▶ **RECORDS TO PROCESS**
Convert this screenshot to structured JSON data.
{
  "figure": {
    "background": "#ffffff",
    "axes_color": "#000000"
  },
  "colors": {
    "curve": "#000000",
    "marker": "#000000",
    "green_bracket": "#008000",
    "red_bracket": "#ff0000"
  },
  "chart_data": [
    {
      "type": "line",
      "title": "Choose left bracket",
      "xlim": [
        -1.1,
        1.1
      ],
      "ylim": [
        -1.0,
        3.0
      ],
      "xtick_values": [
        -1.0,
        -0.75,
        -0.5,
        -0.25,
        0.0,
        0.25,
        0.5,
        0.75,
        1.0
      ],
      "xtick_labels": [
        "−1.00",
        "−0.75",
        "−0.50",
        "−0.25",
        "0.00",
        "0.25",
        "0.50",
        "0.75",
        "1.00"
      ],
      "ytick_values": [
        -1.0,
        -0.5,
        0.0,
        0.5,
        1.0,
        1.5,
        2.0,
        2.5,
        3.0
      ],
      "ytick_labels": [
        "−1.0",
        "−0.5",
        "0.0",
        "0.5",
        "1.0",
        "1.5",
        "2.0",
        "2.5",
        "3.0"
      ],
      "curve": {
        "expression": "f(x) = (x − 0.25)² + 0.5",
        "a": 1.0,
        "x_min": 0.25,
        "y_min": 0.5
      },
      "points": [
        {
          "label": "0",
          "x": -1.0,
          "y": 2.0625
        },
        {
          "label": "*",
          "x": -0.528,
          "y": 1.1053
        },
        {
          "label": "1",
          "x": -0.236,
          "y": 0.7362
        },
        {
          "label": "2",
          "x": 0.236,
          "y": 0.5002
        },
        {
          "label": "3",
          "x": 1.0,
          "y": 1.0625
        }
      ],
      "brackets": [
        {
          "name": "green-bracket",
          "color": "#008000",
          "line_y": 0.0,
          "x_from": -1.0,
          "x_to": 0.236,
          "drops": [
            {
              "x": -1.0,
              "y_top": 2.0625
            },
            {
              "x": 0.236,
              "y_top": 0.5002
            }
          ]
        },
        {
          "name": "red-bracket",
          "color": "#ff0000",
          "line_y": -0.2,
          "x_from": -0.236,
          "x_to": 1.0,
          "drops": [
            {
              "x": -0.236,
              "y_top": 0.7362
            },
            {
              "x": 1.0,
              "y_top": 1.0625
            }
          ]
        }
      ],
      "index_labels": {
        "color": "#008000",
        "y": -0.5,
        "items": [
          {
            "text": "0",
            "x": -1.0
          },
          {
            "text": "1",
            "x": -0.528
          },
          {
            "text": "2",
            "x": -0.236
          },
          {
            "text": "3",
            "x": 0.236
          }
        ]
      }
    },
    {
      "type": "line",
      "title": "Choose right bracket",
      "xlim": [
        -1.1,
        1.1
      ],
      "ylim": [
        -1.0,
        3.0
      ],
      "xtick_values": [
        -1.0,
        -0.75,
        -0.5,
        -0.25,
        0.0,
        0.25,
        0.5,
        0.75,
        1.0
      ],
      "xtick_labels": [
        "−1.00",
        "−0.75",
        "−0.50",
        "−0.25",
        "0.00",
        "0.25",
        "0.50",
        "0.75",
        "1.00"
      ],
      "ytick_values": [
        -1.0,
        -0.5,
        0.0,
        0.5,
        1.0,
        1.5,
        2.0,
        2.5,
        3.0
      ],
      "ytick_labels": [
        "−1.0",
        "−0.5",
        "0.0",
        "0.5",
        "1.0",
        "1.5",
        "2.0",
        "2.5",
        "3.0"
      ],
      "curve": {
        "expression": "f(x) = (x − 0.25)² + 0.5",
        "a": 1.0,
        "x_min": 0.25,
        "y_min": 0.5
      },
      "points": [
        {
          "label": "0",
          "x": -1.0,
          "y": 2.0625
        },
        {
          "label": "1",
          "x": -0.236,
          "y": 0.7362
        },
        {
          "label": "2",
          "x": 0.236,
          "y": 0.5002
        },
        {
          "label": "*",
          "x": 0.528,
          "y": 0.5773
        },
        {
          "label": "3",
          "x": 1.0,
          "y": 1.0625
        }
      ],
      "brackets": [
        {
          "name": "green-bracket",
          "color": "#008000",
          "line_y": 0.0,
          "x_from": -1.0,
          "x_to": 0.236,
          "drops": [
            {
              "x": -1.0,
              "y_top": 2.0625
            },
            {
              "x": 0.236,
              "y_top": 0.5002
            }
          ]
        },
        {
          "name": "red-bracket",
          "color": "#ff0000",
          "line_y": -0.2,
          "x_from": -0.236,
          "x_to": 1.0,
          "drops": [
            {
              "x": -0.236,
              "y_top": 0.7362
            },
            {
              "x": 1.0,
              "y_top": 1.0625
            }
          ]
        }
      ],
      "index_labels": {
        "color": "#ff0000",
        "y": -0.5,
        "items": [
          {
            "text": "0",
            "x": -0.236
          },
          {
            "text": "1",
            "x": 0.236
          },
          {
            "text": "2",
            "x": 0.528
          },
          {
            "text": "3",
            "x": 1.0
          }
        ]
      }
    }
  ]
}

▶ **SHORT EXERCISE**
Your task is to repeat the data exactly, with nothing left out.

▶ **WRITTEN RESPONSE**
Convert this screenshot to structured JSON data.
{
  "figure": {
    "background": "#ffffff",
    "axes_color": "#000000"
  },
  "colors": {
    "curve": "#000000",
    "marker": "#000000",
    "green_bracket": "#008000",
    "red_bracket": "#ff0000"
  },
  "chart_data": [
    {
      "type": "line",
      "title": "Choose left bracket",
      "xlim": [
        -1.1,
        1.1
      ],
      "ylim": [
        -1.0,
        3.0
      ],
      "xtick_values": [
        -1.0,
        -0.75,
        -0.5,
        -0.25,
        0.0,
        0.25,
        0.5,
        0.75,
        1.0
      ],
      "xtick_labels": [
        "−1.00",
        "−0.75",
        "−0.50",
        "−0.25",
        "0.00",
        "0.25",
        "0.50",
        "0.75",
        "1.00"
      ],
      "ytick_values": [
        -1.0,
        -0.5,
        0.0,
        0.5,
        1.0,
        1.5,
        2.0,
        2.5,
        3.0
      ],
      "ytick_labels": [
        "−1.0",
        "−0.5",
        "0.0",
        "0.5",
        "1.0",
        "1.5",
        "2.0",
        "2.5",
        "3.0"
      ],
      "curve": {
        "expression": "f(x) = (x − 0.25)² + 0.5",
        "a": 1.0,
        "x_min": 0.25,
        "y_min": 0.5
      },
      "points": [
        {
          "label": "0",
          "x": -1.0,
          "y": 2.0625
        },
        {
          "label": "*",
          "x": -0.528,
          "y": 1.1053
        },
        {
          "label": "1",
          "x": -0.236,
          "y": 0.7362
        },
        {
          "label": "2",
          "x": 0.236,
          "y": 0.5002
        },
        {
          "label": "3",
          "x": 1.0,
          "y": 1.0625
        }
      ],
      "brackets": [
        {
          "name": "green-bracket",
          "color": "#008000",
          "line_y": 0.0,
          "x_from": -1.0,
          "x_to": 0.236,
          "drops": [
            {
              "x": -1.0,
              "y_top": 2.0625
            },
            {
              "x": 0.236,
              "y_top": 0.5002
            }
          ]
        },
        {
          "name": "red-bracket",
          "color": "#ff0000",
          "line_y": -0.2,
          "x_from": -0.236,
          "x_to": 1.0,
          "drops": [
            {
              "x": -0.236,
              "y_top": 0.7362
            },
            {
              "x": 1.0,
              "y_top": 1.0625
            }
          ]
        }
      ],
      "index_labels": {
        "color": "#008000",
        "y": -0.5,
        "items": [
          {
            "text": "0",
            "x": -1.0
          },
          {
            "text": "1",
            "x": -0.528
          },
          {
            "text": "2",
            "x": -0.236
          },
          {
            "text": "3",
            "x": 0.236
          }
        ]
      }
    },
    {
      "type": "line",
      "title": "Choose right bracket",
      "xlim": [
        -1.1,
        1.1
      ],
      "ylim": [
        -1.0,
        3.0
      ],
      "xtick_values": [
        -1.0,
        -0.75,
        -0.5,
        -0.25,
        0.0,
        0.25,
        0.5,
        0.75,
        1.0
      ],
      "xtick_labels": [
        "−1.00",
        "−0.75",
        "−0.50",
        "−0.25",
        "0.00",
        "0.25",
        "0.50",
        "0.75",
        "1.00"
      ],
      "ytick_values": [
        -1.0,
        -0.5,
        0.0,
        0.5,
        1.0,
        1.5,
        2.0,
        2.5,
        3.0
      ],
      "ytick_labels": [
        "−1.0",
        "−0.5",
        "0.0",
        "0.5",
        "1.0",
        "1.5",
        "2.0",
        "2.5",
        "3.0"
      ],
      "curve": {
        "expression": "f(x) = (x − 0.25)² + 0.5",
        "a": 1.0,
        "x_min": 0.25,
        "y_min": 0.5
      },
      "points": [
        {
          "label": "0",
          "x": -1.0,
          "y": 2.0625
        },
        {
          "label": "1",
          "x": -0.236,
          "y": 0.7362
        },
        {
          "label": "2",
          "x": 0.236,
          "y": 0.5002
        },
        {
          "label": "*",
          "x": 0.528,
          "y": 0.5773
        },
        {
          "label": "3",
          "x": 1.0,
          "y": 1.0625
        }
      ],
      "brackets": [
        {
          "name": "green-bracket",
          "color": "#008000",
          "line_y": 0.0,
          "x_from": -1.0,
          "x_to": 0.236,
          "drops": [
            {
              "x": -1.0,
              "y_top": 2.0625
            },
            {
              "x": 0.236,
              "y_top": 0.5002
            }
          ]
        },
        {
          "name": "red-bracket",
          "color": "#ff0000",
          "line_y": -0.2,
          "x_from": -0.236,
          "x_to": 1.0,
          "drops": [
            {
              "x": -0.236,
              "y_top": 0.7362
            },
            {
              "x": 1.0,
              "y_top": 1.0625
            }
          ]
        }
      ],
      "index_labels": {
        "color": "#ff0000",
        "y": -0.5,
        "items": [
          {
            "text": "0",
            "x": -0.236
          },
          {
            "text": "1",
            "x": 0.236
          },
          {
            "text": "2",
            "x": 0.528
          },
          {
            "text": "3",
            "x": 1.0
          }
        ]
      }
    }
  ]
}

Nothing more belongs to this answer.